EXERCISE PROMPT – From the listing that follows, reproduce only the lines from the one holding "Extract the structured" through the one holding "What's the underlying", both included, with no pictures.

Source records
▬▬▬▬▬▬▬▬▬▬

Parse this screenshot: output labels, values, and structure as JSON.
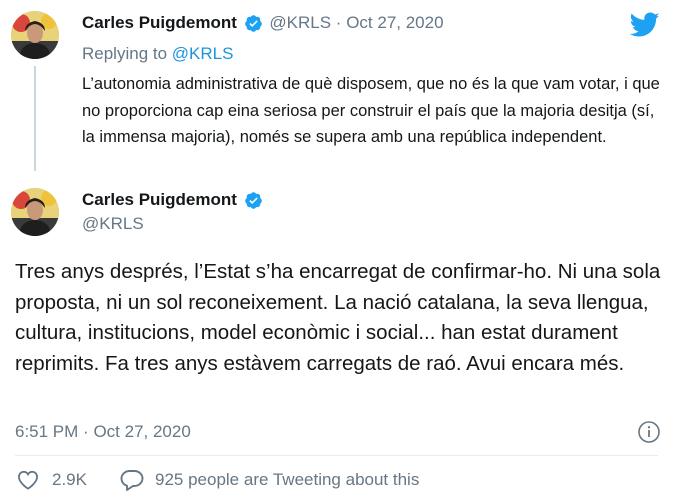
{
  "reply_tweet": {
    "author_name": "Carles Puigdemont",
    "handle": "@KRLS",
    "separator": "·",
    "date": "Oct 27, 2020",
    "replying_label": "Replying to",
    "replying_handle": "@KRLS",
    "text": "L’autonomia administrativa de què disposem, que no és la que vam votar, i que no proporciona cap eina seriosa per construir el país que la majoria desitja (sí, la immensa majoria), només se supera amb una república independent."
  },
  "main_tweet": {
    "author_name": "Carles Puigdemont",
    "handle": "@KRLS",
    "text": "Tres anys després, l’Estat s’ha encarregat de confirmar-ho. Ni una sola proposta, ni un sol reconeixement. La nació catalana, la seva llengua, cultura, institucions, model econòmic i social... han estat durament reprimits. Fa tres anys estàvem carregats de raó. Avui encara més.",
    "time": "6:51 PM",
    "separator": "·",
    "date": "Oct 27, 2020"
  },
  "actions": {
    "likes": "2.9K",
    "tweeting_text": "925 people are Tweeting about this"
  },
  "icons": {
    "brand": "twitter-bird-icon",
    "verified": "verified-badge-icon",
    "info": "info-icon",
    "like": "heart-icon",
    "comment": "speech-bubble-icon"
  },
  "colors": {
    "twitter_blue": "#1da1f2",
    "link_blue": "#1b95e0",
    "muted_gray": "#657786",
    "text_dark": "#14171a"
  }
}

▬▬▬▬▬▬▬▬▬▬

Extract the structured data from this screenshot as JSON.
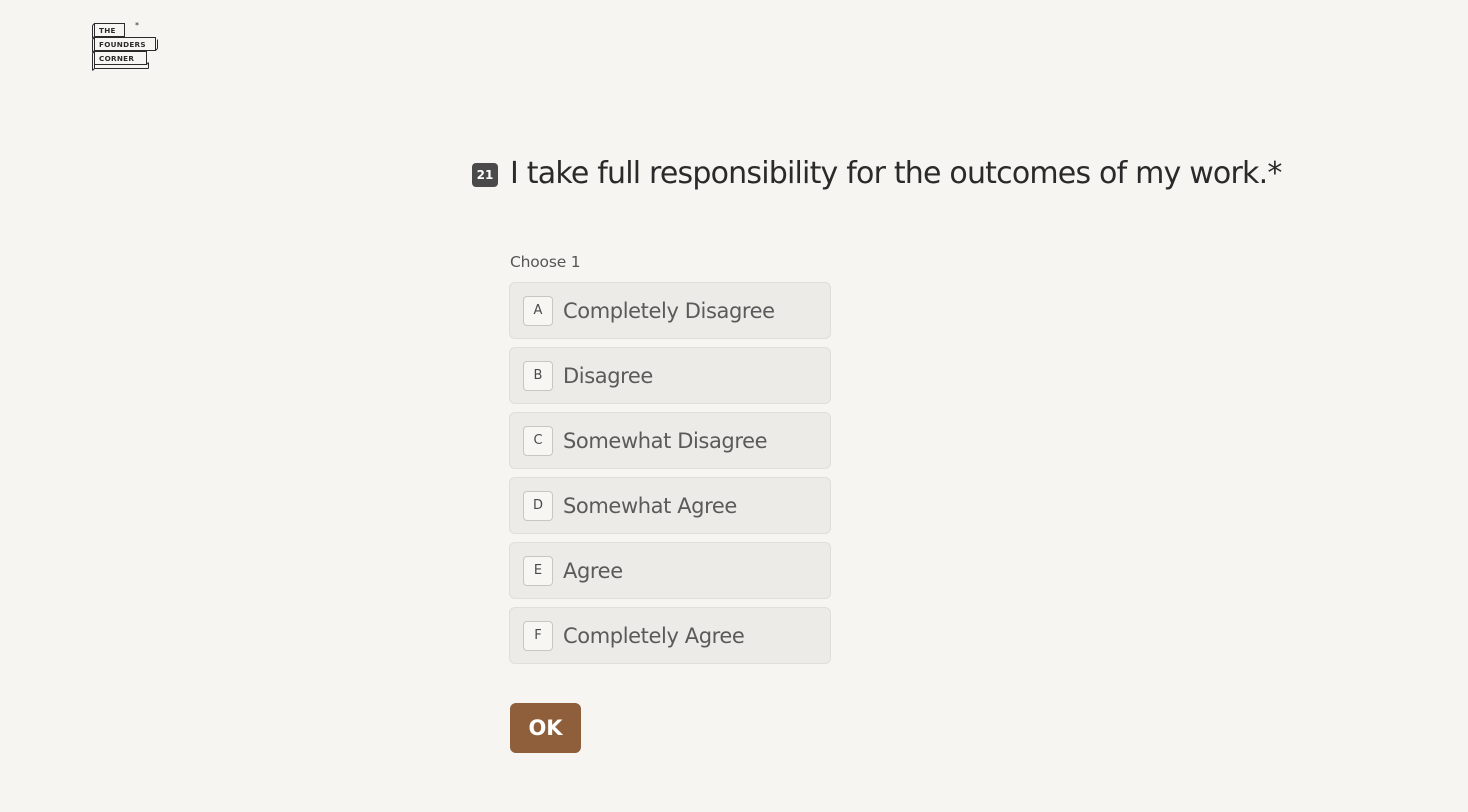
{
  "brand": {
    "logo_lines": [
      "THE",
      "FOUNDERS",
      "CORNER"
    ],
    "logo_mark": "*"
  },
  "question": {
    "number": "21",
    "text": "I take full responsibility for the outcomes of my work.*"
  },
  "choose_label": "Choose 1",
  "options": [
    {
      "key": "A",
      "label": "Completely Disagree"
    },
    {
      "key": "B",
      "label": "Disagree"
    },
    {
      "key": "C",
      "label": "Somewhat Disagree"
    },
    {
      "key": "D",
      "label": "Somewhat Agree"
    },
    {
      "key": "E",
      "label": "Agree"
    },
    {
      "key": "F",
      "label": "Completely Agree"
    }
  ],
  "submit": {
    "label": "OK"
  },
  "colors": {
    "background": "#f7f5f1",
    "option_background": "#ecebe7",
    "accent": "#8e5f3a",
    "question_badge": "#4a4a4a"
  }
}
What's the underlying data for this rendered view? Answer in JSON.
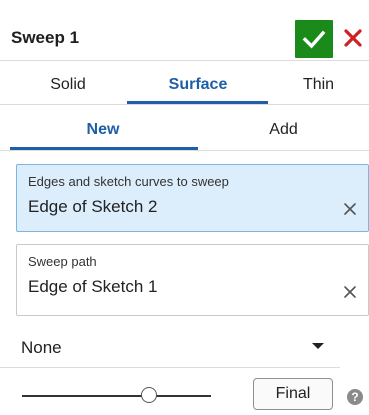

▬▬▬▬▬▬▬▬▬▬

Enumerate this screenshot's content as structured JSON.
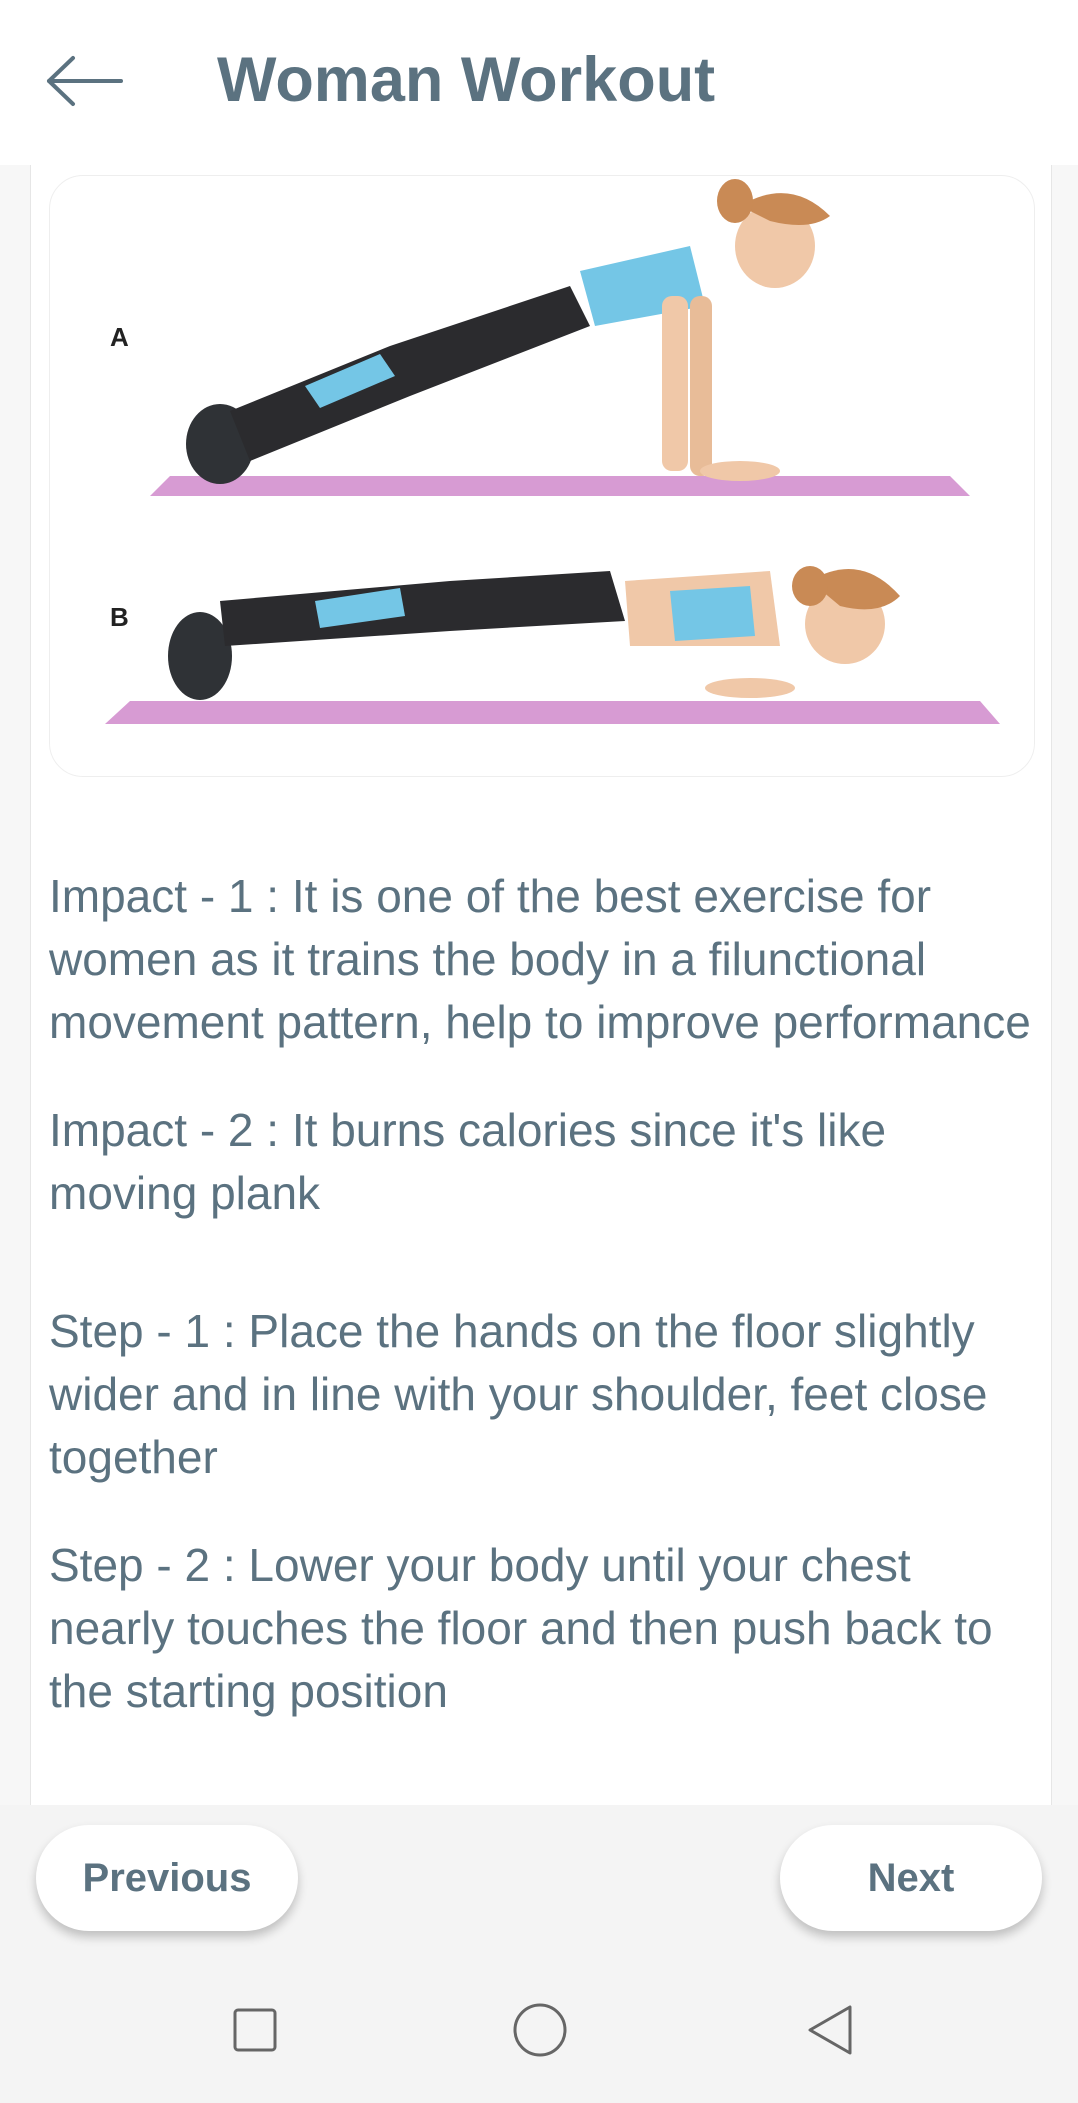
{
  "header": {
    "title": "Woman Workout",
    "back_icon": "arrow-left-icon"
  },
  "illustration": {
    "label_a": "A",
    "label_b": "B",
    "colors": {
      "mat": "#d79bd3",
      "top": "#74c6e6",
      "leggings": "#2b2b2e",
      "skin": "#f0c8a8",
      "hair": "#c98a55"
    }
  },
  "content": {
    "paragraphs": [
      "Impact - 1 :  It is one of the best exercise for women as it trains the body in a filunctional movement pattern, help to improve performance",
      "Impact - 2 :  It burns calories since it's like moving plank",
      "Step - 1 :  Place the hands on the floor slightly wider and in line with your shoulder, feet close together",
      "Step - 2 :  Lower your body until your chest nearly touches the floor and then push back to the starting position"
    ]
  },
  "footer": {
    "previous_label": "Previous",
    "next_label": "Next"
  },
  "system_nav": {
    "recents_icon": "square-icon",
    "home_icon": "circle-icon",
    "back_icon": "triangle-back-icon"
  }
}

▬▬▬▬▬▬▬▬▬▬

EXERCISE SOLUTION –
Extract the structured data from this screenshot as JSON.
{
  "brand": {
    "logo_lines": [
      "THE",
      "FOUNDERS",
      "CORNER"
    ],
    "logo_mark": "*"
  },
  "question": {
    "number": "21",
    "text": "I take full responsibility for the outcomes of my work.*"
  },
  "choose_label": "Choose 1",
  "options": [
    {
      "key": "A",
      "label": "Completely Disagree"
    },
    {
      "key": "B",
      "label": "Disagree"
    },
    {
      "key": "C",
      "label": "Somewhat Disagree"
    },
    {
      "key": "D",
      "label": "Somewhat Agree"
    },
    {
      "key": "E",
      "label": "Agree"
    },
    {
      "key": "F",
      "label": "Completely Agree"
    }
  ],
  "submit": {
    "label": "OK"
  },
  "colors": {
    "background": "#f7f5f1",
    "option_background": "#ecebe7",
    "accent": "#8e5f3a",
    "question_badge": "#4a4a4a"
  }
}
What's the underlying data for this rendered view? Answer in JSON.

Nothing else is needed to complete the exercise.